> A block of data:
┄┄┄┄┄┄
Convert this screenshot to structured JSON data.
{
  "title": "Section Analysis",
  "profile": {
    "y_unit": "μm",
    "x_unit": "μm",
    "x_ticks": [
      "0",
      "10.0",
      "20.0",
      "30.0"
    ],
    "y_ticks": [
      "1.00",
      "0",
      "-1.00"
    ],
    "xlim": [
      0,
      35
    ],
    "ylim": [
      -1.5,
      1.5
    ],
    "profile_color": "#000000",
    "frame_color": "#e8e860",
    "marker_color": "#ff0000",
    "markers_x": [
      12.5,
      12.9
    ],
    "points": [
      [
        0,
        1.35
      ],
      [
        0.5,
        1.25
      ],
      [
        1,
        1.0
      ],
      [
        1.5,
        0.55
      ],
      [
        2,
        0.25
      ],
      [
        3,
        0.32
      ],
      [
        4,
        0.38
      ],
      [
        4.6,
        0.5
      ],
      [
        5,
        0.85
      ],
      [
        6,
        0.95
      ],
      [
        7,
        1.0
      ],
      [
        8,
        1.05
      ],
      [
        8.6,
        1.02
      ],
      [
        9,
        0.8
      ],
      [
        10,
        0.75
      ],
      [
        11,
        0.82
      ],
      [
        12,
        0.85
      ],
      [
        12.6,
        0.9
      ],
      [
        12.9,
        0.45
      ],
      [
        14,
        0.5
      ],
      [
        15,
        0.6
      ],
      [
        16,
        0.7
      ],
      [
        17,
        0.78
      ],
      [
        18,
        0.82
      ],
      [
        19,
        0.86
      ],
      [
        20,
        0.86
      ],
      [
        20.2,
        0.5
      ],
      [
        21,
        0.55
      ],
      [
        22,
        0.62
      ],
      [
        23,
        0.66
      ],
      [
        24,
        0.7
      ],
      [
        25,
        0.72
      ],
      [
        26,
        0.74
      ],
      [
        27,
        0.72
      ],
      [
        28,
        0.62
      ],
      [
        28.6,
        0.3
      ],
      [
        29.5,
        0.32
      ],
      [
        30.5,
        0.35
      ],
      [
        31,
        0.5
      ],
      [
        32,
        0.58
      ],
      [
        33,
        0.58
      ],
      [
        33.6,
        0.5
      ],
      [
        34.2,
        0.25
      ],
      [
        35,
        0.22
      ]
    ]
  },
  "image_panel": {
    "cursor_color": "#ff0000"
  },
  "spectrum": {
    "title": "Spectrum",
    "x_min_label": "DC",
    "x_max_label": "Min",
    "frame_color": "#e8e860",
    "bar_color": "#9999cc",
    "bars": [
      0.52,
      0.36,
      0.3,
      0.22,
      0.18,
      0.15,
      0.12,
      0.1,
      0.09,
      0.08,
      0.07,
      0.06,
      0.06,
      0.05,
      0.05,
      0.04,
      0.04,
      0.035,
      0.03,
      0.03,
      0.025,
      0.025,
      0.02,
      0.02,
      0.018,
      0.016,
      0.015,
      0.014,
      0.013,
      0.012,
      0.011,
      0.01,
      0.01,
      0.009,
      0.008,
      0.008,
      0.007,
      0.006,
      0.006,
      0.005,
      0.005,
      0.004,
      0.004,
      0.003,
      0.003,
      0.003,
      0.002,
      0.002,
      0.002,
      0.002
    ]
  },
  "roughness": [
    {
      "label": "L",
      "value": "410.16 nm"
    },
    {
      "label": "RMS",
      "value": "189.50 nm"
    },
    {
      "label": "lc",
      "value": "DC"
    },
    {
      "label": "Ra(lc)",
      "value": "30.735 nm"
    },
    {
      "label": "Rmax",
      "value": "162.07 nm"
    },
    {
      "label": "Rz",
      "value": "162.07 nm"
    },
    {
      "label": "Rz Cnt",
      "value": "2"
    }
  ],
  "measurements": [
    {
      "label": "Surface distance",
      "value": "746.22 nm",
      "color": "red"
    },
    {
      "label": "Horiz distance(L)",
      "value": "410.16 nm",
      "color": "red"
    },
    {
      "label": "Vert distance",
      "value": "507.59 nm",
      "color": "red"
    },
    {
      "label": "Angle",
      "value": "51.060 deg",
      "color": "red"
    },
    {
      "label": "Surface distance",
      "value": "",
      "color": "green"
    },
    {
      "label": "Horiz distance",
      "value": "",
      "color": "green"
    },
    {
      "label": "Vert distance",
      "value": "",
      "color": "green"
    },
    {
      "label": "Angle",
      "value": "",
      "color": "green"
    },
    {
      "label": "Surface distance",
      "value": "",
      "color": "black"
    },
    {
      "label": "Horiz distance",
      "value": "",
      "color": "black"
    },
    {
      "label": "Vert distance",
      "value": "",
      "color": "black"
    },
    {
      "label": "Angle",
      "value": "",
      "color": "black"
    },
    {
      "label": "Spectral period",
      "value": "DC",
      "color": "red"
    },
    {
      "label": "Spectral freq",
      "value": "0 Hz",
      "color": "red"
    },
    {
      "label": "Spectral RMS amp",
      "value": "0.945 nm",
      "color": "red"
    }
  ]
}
┄┄┄┄┄┄
> Exercise requirements: Give the listing above again, word for word.

> Full solution:
Convert this screenshot to structured JSON data.
{
  "title": "Section Analysis",
  "profile": {
    "y_unit": "μm",
    "x_unit": "μm",
    "x_ticks": [
      "0",
      "10.0",
      "20.0",
      "30.0"
    ],
    "y_ticks": [
      "1.00",
      "0",
      "-1.00"
    ],
    "xlim": [
      0,
      35
    ],
    "ylim": [
      -1.5,
      1.5
    ],
    "profile_color": "#000000",
    "frame_color": "#e8e860",
    "marker_color": "#ff0000",
    "markers_x": [
      12.5,
      12.9
    ],
    "points": [
      [
        0,
        1.35
      ],
      [
        0.5,
        1.25
      ],
      [
        1,
        1.0
      ],
      [
        1.5,
        0.55
      ],
      [
        2,
        0.25
      ],
      [
        3,
        0.32
      ],
      [
        4,
        0.38
      ],
      [
        4.6,
        0.5
      ],
      [
        5,
        0.85
      ],
      [
        6,
        0.95
      ],
      [
        7,
        1.0
      ],
      [
        8,
        1.05
      ],
      [
        8.6,
        1.02
      ],
      [
        9,
        0.8
      ],
      [
        10,
        0.75
      ],
      [
        11,
        0.82
      ],
      [
        12,
        0.85
      ],
      [
        12.6,
        0.9
      ],
      [
        12.9,
        0.45
      ],
      [
        14,
        0.5
      ],
      [
        15,
        0.6
      ],
      [
        16,
        0.7
      ],
      [
        17,
        0.78
      ],
      [
        18,
        0.82
      ],
      [
        19,
        0.86
      ],
      [
        20,
        0.86
      ],
      [
        20.2,
        0.5
      ],
      [
        21,
        0.55
      ],
      [
        22,
        0.62
      ],
      [
        23,
        0.66
      ],
      [
        24,
        0.7
      ],
      [
        25,
        0.72
      ],
      [
        26,
        0.74
      ],
      [
        27,
        0.72
      ],
      [
        28,
        0.62
      ],
      [
        28.6,
        0.3
      ],
      [
        29.5,
        0.32
      ],
      [
        30.5,
        0.35
      ],
      [
        31,
        0.5
      ],
      [
        32,
        0.58
      ],
      [
        33,
        0.58
      ],
      [
        33.6,
        0.5
      ],
      [
        34.2,
        0.25
      ],
      [
        35,
        0.22
      ]
    ]
  },
  "image_panel": {
    "cursor_color": "#ff0000"
  },
  "spectrum": {
    "title": "Spectrum",
    "x_min_label": "DC",
    "x_max_label": "Min",
    "frame_color": "#e8e860",
    "bar_color": "#9999cc",
    "bars": [
      0.52,
      0.36,
      0.3,
      0.22,
      0.18,
      0.15,
      0.12,
      0.1,
      0.09,
      0.08,
      0.07,
      0.06,
      0.06,
      0.05,
      0.05,
      0.04,
      0.04,
      0.035,
      0.03,
      0.03,
      0.025,
      0.025,
      0.02,
      0.02,
      0.018,
      0.016,
      0.015,
      0.014,
      0.013,
      0.012,
      0.011,
      0.01,
      0.01,
      0.009,
      0.008,
      0.008,
      0.007,
      0.006,
      0.006,
      0.005,
      0.005,
      0.004,
      0.004,
      0.003,
      0.003,
      0.003,
      0.002,
      0.002,
      0.002,
      0.002
    ]
  },
  "roughness": [
    {
      "label": "L",
      "value": "410.16 nm"
    },
    {
      "label": "RMS",
      "value": "189.50 nm"
    },
    {
      "label": "lc",
      "value": "DC"
    },
    {
      "label": "Ra(lc)",
      "value": "30.735 nm"
    },
    {
      "label": "Rmax",
      "value": "162.07 nm"
    },
    {
      "label": "Rz",
      "value": "162.07 nm"
    },
    {
      "label": "Rz Cnt",
      "value": "2"
    }
  ],
  "measurements": [
    {
      "label": "Surface distance",
      "value": "746.22 nm",
      "color": "red"
    },
    {
      "label": "Horiz distance(L)",
      "value": "410.16 nm",
      "color": "red"
    },
    {
      "label": "Vert distance",
      "value": "507.59 nm",
      "color": "red"
    },
    {
      "label": "Angle",
      "value": "51.060 deg",
      "color": "red"
    },
    {
      "label": "Surface distance",
      "value": "",
      "color": "green"
    },
    {
      "label": "Horiz distance",
      "value": "",
      "color": "green"
    },
    {
      "label": "Vert distance",
      "value": "",
      "color": "green"
    },
    {
      "label": "Angle",
      "value": "",
      "color": "green"
    },
    {
      "label": "Surface distance",
      "value": "",
      "color": "black"
    },
    {
      "label": "Horiz distance",
      "value": "",
      "color": "black"
    },
    {
      "label": "Vert distance",
      "value": "",
      "color": "black"
    },
    {
      "label": "Angle",
      "value": "",
      "color": "black"
    },
    {
      "label": "Spectral period",
      "value": "DC",
      "color": "red"
    },
    {
      "label": "Spectral freq",
      "value": "0 Hz",
      "color": "red"
    },
    {
      "label": "Spectral RMS amp",
      "value": "0.945 nm",
      "color": "red"
    }
  ]
}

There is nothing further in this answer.